··· EXTRAIT FOURNI

Concrètement, à quoi ressemblerait une « éthologie » des machines ? Cette science n’étudierait pas les robots « en tant qu’objets d’ingénierie », expliquent les auteurs de la tribune. L’idée n’est pas seulement d’analyser le code informatique d’une machine, mais d’étudier son comportement de manière empirique .

« Parfois, la programmation d’une machine n’est pas accessible, par exemple quand son code est un secret industriel, souligne Jean-François Bonnefon. Dans ce cas, il est nécessaire de comprendre une machine de l’extérieur, en observant ses actions et en mesurant leurs conséquences. D’autres fois, il n’est pas possible de prédire complètement le comportement d’une machine à partir de son code, parce que ce comportement va changer de façon complexe quand la machine s’adaptera à son environnement, par un processus d’apprentissage certes guidé mais finalement opaque. Dans ce cas, il est nécessaire d’observer en continu ce comportement et d’en simuler les évolutions potentielles. Enfin, même quand l’on peut prédire le comportement d’une machine à partir de son code, il est difficile de prédire comment les actions de la machine vont changer le comportement des humains (qui, eux, ne sont pas programmables), et comment les actions des humains vont en retour changer le comportement de la machine. Dans ce cas, il est nécessaire de mener des expériences pour anticiper la coévolution culturelle des humains et des machines. »

······

▸ **TÂCHES À RÉALISER**:
1. D'après l'extrait sur l'éthologie des machines, quel exemple illustre le cas où la programmation d'une machine n'est pas accessible ?
2. Reproduisez à l'identique le passage de l'extrait sur l'éthologie des machines qui commence aux mots « Concrètement, à quoi » et s'arrête après « manière empirique . ».

··· INFORMATIONS FOURNIES

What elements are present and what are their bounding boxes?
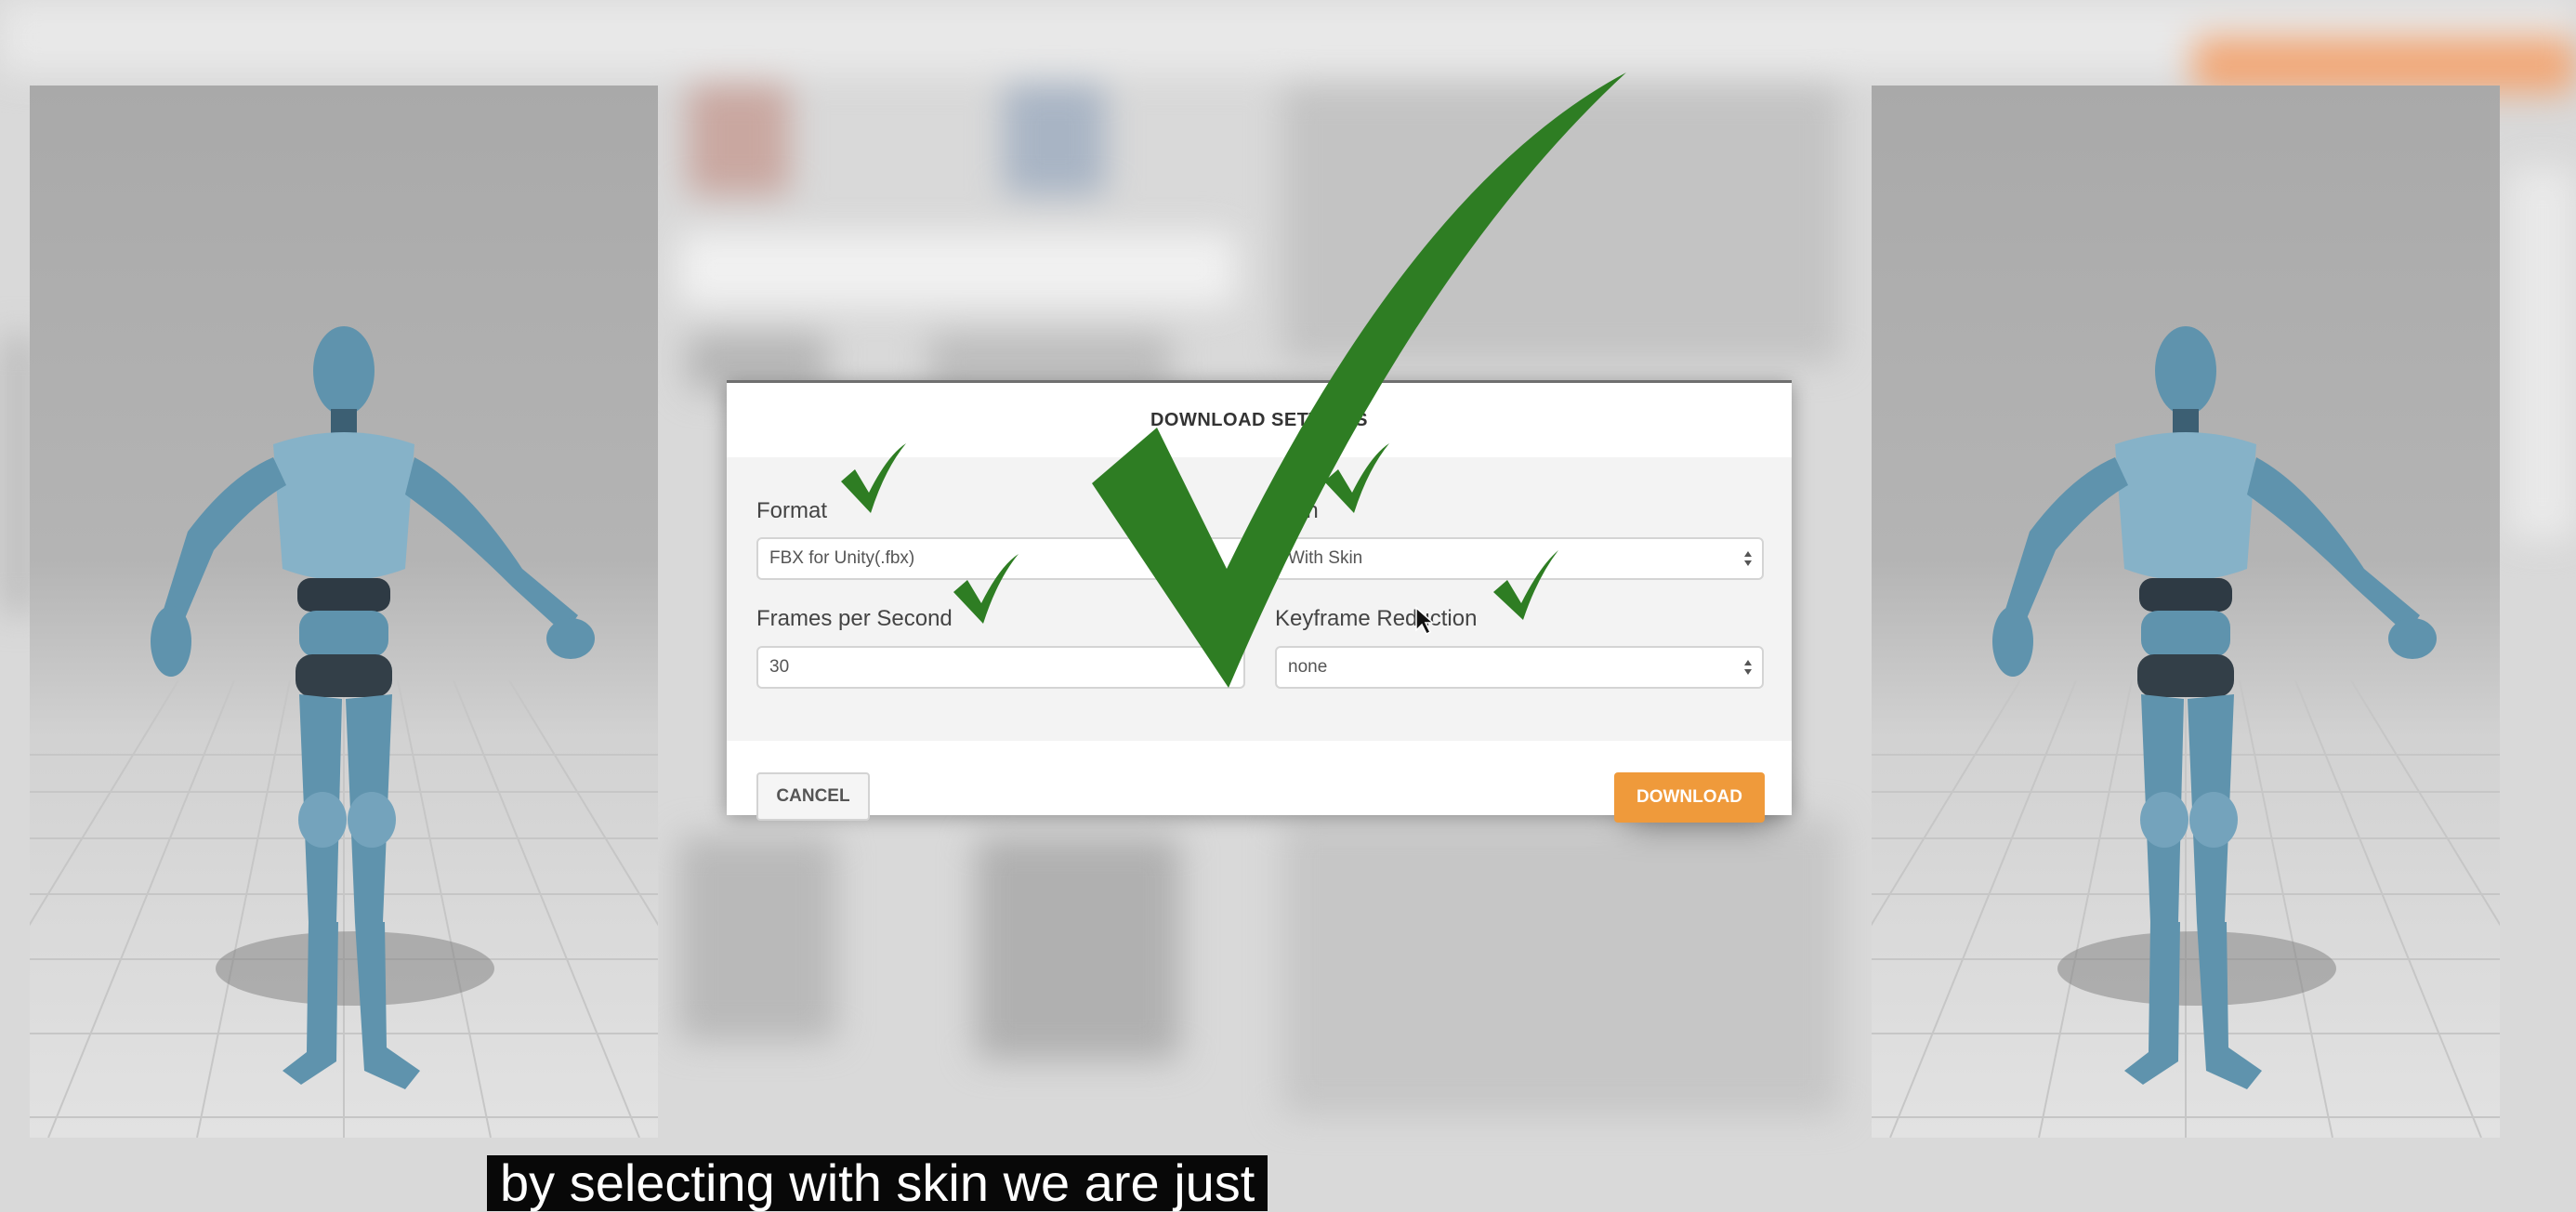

······

▸ **RÉPONSES AUX TÂCHES**:
1. Quand son code est un secret industriel.

2.
Concrètement, à quoi ressemblerait une « éthologie » des machines ? Cette science n’étudierait pas les robots « en tant qu’objets d’ingénierie », expliquent les auteurs de la tribune. L’idée n’est pas seulement d’analyser le code informatique d’une machine, mais d’étudier son comportement de manière empirique .